PROMPT:
Sift the material for lines containing "this", and return them.
※ ※ ※
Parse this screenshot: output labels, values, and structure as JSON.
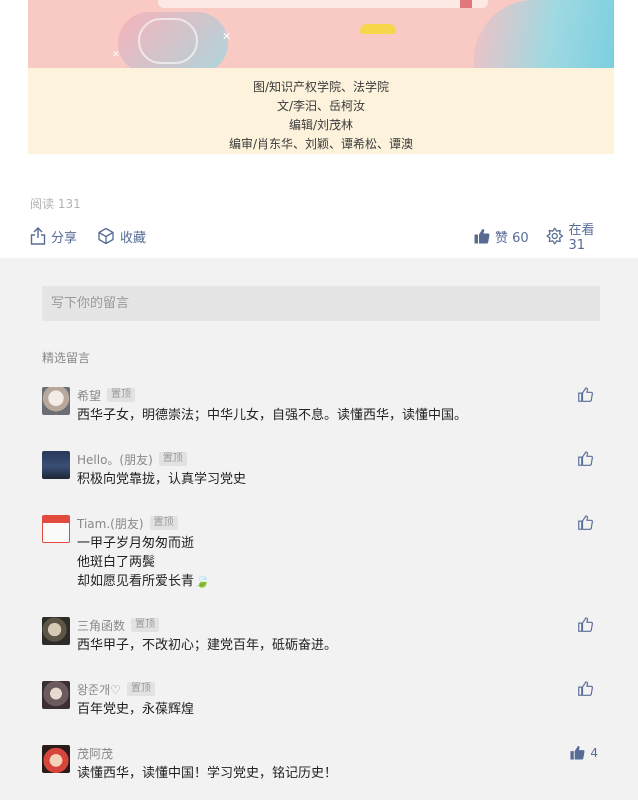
{
  "article": {
    "credits": [
      "图/知识产权学院、法学院",
      "文/李汨、岳柯汝",
      "编辑/刘茂林",
      "编审/肖东华、刘颖、谭希松、谭澳"
    ],
    "read_label": "阅读 131",
    "share_label": "分享",
    "favorite_label": "收藏",
    "like_label": "赞 60",
    "wow_label": "在看 31"
  },
  "comments": {
    "input_placeholder": "写下你的留言",
    "section_title": "精选留言",
    "items": [
      {
        "name": "希望",
        "badge": "置顶",
        "lines": [
          "西华子女，明德崇法；中华儿女，自强不息。读懂西华，读懂中国。"
        ],
        "likes": ""
      },
      {
        "name": "Hello。(朋友)",
        "badge": "置顶",
        "lines": [
          "积极向党靠拢，认真学习党史"
        ],
        "likes": ""
      },
      {
        "name": "Tiam.(朋友)",
        "badge": "置顶",
        "lines": [
          "一甲子岁月匆匆而逝",
          "他斑白了两鬓",
          "却如愿见看所爱长青🍃"
        ],
        "likes": ""
      },
      {
        "name": "三角函数",
        "badge": "置顶",
        "lines": [
          "西华甲子，不改初心；建党百年，砥砺奋进。"
        ],
        "likes": ""
      },
      {
        "name": "왕준개♡",
        "badge": "置顶",
        "lines": [
          "百年党史，永葆辉煌"
        ],
        "likes": ""
      },
      {
        "name": "茂阿茂",
        "badge": "",
        "lines": [
          "读懂西华，读懂中国！学习党史，铭记历史！"
        ],
        "likes": "4"
      }
    ]
  },
  "colors": {
    "link": "#576b95",
    "panel": "#f2f2f2",
    "credits_bg": "#fdf3dc",
    "banner_bg": "#f9c9c4"
  }
}
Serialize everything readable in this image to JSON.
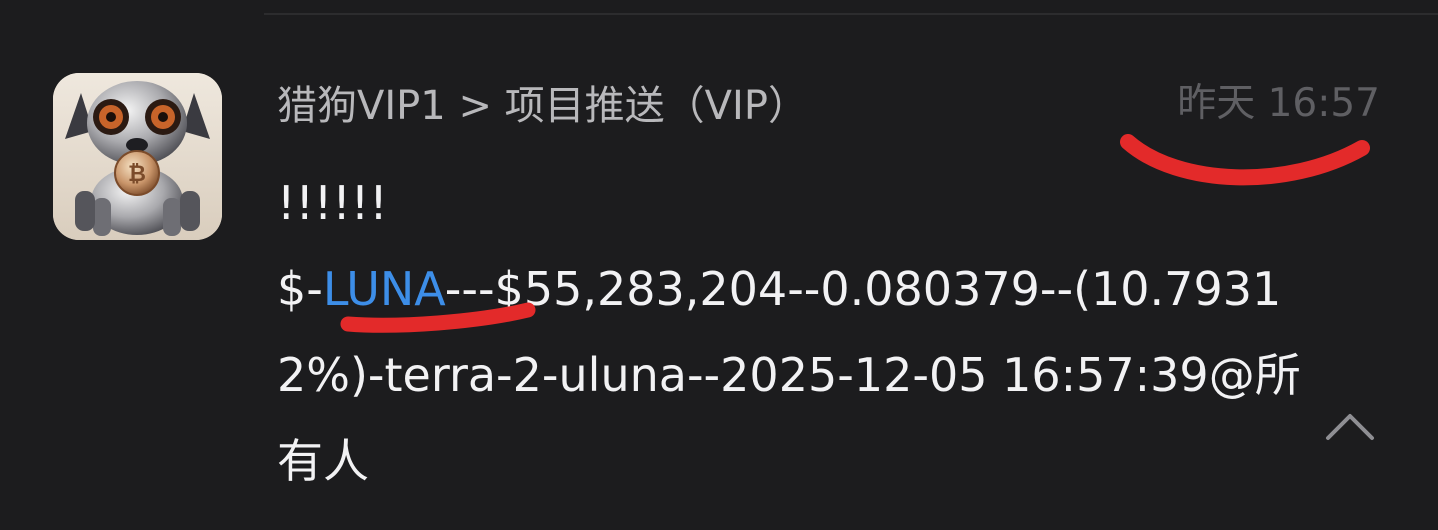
{
  "notification": {
    "sender": "猎狗VIP1 > 项目推送（VIP）",
    "time": "昨天 16:57",
    "message": {
      "prefix": "!!!!!!",
      "pre_ticker": "$-",
      "ticker": "LUNA",
      "body": "---$55,283,204--0.080379--(10.79312%)-terra-2-uluna--2025-12-05 16:57:39@所有人"
    }
  },
  "icons": {
    "avatar": "robot-dog-bitcoin-avatar",
    "collapse": "chevron-up-icon"
  },
  "colors": {
    "background": "#1c1c1e",
    "ticker": "#3d8ee8",
    "annotation": "#e32a2a"
  }
}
※ ※ ※
CORRECT RESULT:
Parse this screenshot: output labels, values, and structure as JSON.
Serialize everything readable in this image to JSON.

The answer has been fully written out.